## START

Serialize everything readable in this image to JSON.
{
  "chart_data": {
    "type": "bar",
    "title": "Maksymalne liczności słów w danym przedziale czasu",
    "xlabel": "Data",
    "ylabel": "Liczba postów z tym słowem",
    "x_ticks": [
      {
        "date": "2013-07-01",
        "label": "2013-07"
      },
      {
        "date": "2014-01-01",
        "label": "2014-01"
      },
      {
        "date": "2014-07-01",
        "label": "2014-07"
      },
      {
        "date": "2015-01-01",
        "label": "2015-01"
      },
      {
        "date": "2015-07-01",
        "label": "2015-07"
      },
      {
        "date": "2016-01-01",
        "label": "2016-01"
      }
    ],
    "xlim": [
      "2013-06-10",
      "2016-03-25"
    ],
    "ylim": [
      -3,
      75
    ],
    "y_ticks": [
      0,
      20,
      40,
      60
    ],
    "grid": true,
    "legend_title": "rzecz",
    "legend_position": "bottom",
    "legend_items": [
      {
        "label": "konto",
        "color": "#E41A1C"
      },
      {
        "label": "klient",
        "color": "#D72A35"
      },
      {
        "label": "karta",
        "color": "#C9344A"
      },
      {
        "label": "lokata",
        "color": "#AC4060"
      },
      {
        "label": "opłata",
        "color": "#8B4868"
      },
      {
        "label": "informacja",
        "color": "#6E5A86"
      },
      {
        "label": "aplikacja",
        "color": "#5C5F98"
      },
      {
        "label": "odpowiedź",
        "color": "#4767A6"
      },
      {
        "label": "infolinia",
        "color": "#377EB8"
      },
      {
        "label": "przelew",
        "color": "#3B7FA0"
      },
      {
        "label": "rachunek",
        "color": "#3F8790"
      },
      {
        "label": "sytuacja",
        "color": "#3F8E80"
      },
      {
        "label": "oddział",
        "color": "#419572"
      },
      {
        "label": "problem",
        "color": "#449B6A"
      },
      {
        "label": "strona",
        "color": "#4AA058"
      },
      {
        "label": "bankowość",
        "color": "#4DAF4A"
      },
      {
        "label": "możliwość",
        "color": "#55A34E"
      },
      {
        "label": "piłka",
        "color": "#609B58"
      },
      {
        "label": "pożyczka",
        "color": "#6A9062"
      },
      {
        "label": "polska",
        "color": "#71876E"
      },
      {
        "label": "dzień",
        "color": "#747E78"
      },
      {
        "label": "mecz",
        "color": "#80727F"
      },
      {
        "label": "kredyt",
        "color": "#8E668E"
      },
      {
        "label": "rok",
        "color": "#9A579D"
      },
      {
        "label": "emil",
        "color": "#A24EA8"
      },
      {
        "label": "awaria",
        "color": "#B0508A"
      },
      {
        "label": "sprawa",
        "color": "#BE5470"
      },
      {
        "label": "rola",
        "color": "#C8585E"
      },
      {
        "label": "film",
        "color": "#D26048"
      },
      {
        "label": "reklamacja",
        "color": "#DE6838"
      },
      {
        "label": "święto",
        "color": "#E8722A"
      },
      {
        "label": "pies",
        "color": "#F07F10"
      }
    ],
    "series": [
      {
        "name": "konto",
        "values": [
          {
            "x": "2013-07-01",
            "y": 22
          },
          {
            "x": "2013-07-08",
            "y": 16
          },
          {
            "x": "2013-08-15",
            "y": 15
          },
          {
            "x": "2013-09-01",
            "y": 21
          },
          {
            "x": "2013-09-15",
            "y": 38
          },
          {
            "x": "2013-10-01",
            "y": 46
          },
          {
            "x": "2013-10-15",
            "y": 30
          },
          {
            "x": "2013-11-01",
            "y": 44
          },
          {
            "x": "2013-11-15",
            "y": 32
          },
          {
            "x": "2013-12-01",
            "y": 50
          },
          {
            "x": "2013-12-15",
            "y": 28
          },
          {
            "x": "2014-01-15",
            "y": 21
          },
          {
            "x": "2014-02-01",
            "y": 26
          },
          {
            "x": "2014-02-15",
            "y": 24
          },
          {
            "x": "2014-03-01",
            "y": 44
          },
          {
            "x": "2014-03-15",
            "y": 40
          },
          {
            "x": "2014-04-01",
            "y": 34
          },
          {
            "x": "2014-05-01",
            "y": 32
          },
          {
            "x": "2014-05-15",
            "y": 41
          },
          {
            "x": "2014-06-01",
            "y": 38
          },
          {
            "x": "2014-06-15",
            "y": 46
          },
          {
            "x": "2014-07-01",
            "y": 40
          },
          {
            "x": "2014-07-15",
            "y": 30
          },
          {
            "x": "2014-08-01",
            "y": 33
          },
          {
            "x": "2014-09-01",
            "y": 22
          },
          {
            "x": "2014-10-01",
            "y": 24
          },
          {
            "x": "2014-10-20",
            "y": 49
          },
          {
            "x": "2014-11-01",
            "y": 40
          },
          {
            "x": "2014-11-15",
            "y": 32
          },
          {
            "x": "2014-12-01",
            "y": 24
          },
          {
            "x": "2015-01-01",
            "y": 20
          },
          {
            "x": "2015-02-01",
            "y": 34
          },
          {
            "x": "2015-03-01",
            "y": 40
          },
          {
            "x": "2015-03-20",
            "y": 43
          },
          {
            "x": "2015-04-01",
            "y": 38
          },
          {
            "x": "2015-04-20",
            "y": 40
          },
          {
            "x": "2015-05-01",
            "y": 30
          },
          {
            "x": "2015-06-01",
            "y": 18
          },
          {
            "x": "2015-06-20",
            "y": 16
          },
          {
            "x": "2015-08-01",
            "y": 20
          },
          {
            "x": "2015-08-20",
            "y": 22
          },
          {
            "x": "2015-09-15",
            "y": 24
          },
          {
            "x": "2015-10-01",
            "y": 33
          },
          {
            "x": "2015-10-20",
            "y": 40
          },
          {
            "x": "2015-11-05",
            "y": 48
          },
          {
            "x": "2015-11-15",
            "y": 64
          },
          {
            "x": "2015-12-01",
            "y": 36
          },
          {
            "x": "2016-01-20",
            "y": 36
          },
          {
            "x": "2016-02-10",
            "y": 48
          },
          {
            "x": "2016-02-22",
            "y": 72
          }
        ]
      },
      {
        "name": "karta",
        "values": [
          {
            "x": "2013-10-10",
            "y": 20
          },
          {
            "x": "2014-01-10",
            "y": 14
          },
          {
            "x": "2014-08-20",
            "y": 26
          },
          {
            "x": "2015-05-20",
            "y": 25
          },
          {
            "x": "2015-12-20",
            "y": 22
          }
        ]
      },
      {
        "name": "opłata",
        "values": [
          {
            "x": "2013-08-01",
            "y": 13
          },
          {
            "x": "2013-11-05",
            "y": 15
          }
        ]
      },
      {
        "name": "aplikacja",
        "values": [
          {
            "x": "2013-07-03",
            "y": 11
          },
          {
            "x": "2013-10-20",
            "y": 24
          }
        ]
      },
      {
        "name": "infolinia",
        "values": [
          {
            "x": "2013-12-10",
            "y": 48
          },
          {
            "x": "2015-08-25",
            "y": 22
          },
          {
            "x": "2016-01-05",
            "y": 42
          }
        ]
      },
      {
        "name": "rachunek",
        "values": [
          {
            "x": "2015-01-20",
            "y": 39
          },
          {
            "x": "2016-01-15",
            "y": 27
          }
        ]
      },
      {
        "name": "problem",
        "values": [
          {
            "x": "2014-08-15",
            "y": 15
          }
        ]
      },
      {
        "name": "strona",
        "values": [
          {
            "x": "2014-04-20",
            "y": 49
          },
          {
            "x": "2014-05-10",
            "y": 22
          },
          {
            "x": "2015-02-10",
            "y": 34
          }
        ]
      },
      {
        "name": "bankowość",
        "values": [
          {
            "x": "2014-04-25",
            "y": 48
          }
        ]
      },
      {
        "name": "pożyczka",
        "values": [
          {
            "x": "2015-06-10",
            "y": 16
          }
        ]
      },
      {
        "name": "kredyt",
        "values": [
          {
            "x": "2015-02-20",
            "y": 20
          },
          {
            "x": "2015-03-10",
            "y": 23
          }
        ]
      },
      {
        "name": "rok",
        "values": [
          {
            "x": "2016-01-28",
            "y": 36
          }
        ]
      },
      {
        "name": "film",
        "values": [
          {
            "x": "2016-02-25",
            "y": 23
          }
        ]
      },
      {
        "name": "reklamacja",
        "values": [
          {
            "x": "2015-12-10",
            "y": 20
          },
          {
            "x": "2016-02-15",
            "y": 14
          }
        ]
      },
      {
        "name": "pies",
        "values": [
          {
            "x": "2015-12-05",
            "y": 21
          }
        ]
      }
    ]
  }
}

## END

§ Goal of the exercise: Go through the entries above and pull out each line with "date" in it.

§ In response:
        "date": "2013-07-01",
        "date": "2014-01-01",
        "date": "2014-07-01",
        "date": "2015-01-01",
        "date": "2015-07-01",
        "date": "2016-01-01",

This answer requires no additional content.